* **PAGE EXCERPT**
The diagram below was created in NetDraw using the NetDraw menu commands File, Open, Ucinet dataset, Network; then in the ensuing "Open Data File" dialog, browse to the example file "CITIES.##h". A diagram will appear, but for the default assumption that the data are similarities. As inter-city distances are dissimilarity data, the diagram must be rescaled accordingly by selecting Layout, Scaling/Ordination, from the NetDraw menus, then checking the radio button indicating dissimilarity data.
After rescaling, a map-like network diagram is generated based not on map coordinates but simply from iteratively positioning the city nodes to reflect the paired dissimilarity measures (distances). The diagram employs double-headed arrows by default, but arrowheads could by suppressed by selecting Options, Display, and unchecking arrowheads. The statistical iteration process used is a type of multidimensional scaline, and, indeed, multidimensional scaling in this case could achieve the same results.
The network will be graphed automatically, though the researcher may wish to use Netdraw's Layout, Move/Rotate menu choice, which brings up the dialog shown below, to redraw the network in the desired orientation.
Under the Analysis menu choice, the researcher can color code isolates, components, blocks & cutpoints (shown in the diagram above), K-cores, or subgroups. Various statistical output may also be selected, discussed further below.

* **DATA SHOWN**
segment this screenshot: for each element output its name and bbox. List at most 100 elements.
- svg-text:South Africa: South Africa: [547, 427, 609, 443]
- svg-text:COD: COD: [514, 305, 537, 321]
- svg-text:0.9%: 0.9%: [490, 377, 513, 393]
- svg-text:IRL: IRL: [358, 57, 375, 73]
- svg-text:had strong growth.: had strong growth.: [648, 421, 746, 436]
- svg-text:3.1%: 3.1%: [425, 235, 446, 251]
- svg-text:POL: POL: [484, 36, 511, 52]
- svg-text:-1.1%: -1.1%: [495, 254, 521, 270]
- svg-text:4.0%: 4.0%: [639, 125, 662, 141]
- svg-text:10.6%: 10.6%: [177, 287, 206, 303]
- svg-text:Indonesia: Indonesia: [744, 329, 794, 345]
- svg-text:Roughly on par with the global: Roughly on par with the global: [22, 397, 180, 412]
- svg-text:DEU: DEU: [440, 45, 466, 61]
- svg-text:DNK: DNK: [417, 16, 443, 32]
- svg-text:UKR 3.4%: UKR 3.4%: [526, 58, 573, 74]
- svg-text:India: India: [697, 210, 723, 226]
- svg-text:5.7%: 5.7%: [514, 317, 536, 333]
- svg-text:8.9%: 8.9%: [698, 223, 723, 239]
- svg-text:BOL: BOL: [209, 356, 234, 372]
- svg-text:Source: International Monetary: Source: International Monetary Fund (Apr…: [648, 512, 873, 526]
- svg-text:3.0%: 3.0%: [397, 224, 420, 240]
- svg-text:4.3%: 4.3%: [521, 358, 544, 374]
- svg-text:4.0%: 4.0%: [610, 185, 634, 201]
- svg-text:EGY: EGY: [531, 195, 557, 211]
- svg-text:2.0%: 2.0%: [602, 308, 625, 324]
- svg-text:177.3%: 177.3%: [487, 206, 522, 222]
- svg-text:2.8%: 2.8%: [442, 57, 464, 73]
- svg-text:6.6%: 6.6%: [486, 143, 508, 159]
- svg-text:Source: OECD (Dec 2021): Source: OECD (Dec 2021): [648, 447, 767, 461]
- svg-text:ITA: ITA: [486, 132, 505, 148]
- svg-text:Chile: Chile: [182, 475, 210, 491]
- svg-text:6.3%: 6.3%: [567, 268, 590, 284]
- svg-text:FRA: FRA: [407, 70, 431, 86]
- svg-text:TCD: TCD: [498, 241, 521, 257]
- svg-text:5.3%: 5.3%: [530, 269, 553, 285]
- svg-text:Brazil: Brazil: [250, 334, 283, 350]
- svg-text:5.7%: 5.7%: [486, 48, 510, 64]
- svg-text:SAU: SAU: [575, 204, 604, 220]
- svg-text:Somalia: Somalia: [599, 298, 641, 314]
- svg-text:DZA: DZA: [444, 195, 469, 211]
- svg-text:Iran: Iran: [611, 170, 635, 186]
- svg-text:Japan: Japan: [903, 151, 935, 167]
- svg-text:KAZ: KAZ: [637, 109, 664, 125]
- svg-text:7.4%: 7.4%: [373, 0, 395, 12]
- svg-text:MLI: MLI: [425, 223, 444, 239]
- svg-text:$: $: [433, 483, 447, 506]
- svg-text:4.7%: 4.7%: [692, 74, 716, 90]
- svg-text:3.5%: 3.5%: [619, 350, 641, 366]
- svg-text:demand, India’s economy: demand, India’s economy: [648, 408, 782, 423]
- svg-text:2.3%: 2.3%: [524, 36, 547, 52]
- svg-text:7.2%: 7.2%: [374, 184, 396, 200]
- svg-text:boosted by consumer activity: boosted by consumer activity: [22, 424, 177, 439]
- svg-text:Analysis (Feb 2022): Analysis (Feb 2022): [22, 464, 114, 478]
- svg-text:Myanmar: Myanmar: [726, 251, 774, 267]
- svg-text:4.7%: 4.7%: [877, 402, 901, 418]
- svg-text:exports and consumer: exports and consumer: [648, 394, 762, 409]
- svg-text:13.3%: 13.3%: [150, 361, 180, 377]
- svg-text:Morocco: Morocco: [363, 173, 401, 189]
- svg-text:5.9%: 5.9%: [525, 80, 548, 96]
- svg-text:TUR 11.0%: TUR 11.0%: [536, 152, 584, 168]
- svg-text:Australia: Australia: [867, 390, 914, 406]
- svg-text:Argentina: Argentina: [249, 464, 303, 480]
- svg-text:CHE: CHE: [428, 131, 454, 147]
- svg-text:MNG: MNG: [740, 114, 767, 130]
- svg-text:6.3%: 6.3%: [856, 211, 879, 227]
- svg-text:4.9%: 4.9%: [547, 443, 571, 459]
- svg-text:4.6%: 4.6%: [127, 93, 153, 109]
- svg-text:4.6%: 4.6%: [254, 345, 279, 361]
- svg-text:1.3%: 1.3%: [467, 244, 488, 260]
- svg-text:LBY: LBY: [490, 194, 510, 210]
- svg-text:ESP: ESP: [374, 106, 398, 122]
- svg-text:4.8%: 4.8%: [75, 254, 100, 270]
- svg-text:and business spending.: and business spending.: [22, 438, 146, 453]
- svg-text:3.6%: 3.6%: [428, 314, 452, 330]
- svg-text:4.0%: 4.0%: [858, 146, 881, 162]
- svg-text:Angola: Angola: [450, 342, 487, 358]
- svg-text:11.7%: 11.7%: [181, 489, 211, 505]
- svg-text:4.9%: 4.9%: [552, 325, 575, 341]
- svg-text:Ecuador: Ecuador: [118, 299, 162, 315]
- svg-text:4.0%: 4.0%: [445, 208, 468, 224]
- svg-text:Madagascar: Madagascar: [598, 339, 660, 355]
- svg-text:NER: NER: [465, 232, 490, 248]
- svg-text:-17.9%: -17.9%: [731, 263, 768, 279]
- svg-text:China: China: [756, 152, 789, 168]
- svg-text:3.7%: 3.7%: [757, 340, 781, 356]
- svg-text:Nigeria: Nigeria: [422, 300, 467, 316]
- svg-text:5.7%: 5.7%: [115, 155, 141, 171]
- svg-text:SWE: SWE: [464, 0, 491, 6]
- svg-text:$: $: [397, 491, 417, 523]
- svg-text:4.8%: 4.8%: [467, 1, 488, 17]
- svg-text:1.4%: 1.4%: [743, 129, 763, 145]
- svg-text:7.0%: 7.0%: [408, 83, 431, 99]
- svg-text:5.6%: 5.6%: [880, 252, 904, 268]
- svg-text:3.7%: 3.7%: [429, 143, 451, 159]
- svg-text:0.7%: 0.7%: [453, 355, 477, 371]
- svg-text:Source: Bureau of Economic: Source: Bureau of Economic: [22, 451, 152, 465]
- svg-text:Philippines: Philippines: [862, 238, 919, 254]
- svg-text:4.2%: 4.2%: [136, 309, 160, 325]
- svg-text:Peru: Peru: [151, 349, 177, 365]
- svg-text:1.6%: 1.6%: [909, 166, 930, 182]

* **ACTIVITIES**
1) Say whether each statement agrees with the NetDraw excerpt. Answer yes or no, and quote the deciding words of the text exactly.
(a) NetDraw's default assumption is that the data are similarities.
(b) NetDraw suppresses arrowheads by default.
(c) The Layout, Move/Rotate menu choice lets the researcher color code components.
2) Print the part of the NetDraw excerpt starting at "After rescaling, a" and ending at "the same results.".

* **RESPONSES**
1)
(a) Yes: "for the default assumption that the data are similarities"
(b) No: "The diagram employs double-headed arrows by default"
(c) No: "Under the Analysis menu choice, the researcher can color code isolates, components, blocks & cutpoints"

2)
After rescaling, a map-like network diagram is generated based not on map coordinates but simply from iteratively positioning the city nodes to reflect the paired dissimilarity measures (distances). The diagram employs double-headed arrows by default, but arrowheads could by suppressed by selecting Options, Display, and unchecking arrowheads. The statistical iteration process used is a type of multidimensional scaline, and, indeed, multidimensional scaling in this case could achieve the same results.